* [Your goal] Filter the entries below, keeping only lines with the word "Заявка".

* [Stored rows]
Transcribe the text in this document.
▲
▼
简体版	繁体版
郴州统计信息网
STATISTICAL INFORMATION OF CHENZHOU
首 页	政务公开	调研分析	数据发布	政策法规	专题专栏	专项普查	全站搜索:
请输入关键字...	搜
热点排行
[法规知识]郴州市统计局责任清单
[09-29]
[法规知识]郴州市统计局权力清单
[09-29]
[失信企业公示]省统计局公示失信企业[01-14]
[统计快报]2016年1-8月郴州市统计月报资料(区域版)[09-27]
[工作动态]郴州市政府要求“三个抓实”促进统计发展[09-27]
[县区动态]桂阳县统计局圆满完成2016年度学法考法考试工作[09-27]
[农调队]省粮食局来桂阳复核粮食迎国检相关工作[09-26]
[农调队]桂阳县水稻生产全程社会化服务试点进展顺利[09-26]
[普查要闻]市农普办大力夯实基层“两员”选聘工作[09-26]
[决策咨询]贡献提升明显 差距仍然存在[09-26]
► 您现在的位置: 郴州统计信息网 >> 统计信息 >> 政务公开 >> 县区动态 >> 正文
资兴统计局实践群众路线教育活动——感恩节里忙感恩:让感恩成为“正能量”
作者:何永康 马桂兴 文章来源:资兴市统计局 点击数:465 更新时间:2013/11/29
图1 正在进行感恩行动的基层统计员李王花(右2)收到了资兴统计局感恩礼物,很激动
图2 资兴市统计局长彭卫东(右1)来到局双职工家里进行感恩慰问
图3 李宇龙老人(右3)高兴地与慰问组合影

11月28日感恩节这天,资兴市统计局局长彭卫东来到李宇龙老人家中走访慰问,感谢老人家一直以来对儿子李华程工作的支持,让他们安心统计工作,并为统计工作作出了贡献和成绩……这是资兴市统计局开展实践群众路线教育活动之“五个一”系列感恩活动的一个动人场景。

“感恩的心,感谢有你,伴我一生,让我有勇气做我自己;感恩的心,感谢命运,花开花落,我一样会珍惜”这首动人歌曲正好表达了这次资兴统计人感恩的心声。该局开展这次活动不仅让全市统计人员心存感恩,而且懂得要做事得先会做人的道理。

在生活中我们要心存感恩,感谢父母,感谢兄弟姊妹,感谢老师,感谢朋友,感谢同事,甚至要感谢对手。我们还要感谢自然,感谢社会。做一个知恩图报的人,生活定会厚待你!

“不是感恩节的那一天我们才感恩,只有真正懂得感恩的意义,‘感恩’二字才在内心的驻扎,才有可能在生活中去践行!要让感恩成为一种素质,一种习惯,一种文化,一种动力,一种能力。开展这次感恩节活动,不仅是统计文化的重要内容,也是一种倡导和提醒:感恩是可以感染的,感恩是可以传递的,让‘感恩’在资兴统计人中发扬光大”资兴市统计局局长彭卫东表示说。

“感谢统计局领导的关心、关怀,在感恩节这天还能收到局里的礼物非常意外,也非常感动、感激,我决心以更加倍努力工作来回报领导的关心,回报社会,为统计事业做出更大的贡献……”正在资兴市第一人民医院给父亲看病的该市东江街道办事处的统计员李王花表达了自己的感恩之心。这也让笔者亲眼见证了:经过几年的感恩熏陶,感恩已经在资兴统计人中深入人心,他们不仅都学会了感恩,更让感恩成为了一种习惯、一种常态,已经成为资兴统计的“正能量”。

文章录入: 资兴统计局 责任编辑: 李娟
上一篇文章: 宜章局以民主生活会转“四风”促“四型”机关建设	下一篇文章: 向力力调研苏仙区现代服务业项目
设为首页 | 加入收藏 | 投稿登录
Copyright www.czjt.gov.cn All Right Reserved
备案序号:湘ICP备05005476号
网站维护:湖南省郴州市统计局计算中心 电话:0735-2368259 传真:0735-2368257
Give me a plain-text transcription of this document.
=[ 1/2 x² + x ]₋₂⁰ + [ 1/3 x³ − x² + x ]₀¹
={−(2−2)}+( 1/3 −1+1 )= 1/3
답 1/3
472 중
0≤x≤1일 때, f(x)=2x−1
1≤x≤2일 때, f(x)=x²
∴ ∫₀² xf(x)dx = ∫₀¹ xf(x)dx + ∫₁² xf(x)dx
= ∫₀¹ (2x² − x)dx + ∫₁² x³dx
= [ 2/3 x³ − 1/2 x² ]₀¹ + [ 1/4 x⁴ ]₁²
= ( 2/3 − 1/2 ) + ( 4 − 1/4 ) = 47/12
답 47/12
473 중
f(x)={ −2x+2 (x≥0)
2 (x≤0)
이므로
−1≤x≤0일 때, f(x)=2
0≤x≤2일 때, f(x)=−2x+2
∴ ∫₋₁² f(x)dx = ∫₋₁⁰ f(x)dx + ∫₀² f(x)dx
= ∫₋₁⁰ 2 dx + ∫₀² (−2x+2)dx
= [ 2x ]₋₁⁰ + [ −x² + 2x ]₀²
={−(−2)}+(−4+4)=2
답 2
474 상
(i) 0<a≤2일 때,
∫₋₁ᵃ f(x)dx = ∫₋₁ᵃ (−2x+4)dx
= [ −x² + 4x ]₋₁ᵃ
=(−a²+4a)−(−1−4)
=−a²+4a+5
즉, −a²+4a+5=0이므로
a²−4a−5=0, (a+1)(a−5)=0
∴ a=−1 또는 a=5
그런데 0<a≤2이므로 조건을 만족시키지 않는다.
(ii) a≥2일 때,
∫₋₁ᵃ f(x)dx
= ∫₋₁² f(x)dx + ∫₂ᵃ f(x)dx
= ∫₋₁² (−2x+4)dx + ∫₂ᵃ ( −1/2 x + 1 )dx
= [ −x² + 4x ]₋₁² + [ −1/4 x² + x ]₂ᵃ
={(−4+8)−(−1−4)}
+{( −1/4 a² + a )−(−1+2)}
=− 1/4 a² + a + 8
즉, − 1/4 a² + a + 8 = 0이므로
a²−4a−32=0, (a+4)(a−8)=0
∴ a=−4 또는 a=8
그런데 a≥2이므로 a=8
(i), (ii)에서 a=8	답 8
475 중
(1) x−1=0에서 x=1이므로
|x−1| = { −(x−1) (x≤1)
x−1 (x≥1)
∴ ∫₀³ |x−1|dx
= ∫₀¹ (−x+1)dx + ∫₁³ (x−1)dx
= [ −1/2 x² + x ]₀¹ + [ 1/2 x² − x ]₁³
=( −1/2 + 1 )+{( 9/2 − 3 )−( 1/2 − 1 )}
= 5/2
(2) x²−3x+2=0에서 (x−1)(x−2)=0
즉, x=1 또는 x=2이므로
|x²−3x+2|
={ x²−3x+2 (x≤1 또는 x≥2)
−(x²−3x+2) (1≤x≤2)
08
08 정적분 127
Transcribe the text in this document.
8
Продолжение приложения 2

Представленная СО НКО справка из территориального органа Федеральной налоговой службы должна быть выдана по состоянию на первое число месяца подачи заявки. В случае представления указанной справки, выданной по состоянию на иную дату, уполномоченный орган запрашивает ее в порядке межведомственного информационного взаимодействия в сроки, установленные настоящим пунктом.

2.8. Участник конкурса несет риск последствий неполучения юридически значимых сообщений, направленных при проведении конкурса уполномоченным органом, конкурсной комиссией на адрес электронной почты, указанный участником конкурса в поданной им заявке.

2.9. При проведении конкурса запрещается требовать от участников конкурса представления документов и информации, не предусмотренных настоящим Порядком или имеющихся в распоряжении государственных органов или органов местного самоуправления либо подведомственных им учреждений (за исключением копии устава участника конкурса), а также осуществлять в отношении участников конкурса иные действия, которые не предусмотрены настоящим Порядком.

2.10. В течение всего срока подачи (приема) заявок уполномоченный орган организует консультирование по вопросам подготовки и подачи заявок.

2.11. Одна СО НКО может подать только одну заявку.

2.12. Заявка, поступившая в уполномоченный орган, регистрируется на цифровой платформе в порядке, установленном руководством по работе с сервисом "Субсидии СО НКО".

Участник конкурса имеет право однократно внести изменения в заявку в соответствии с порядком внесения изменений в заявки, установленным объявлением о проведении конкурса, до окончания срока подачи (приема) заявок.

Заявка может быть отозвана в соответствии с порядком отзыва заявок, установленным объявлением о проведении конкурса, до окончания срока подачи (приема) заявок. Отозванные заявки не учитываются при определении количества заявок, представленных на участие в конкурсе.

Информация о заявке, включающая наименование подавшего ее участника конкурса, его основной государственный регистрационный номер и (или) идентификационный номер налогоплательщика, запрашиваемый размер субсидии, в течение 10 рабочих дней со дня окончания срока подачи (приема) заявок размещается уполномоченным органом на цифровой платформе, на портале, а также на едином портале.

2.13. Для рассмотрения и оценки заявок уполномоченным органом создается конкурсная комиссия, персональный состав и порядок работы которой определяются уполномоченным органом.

* [Solved exercise]
2.12. Заявка, поступившая в уполномоченный орган, регистрируется на цифровой платформе в порядке, установленном руководством по работе с сервисом "Субсидии СО НКО".
Заявка может быть отозвана в соответствии с порядком отзыва заявок, установленным объявлением о проведении конкурса, до окончания срока подачи (приема) заявок. Отозванные заявки не учитываются при определении количества заявок, представленных на участие в конкурсе.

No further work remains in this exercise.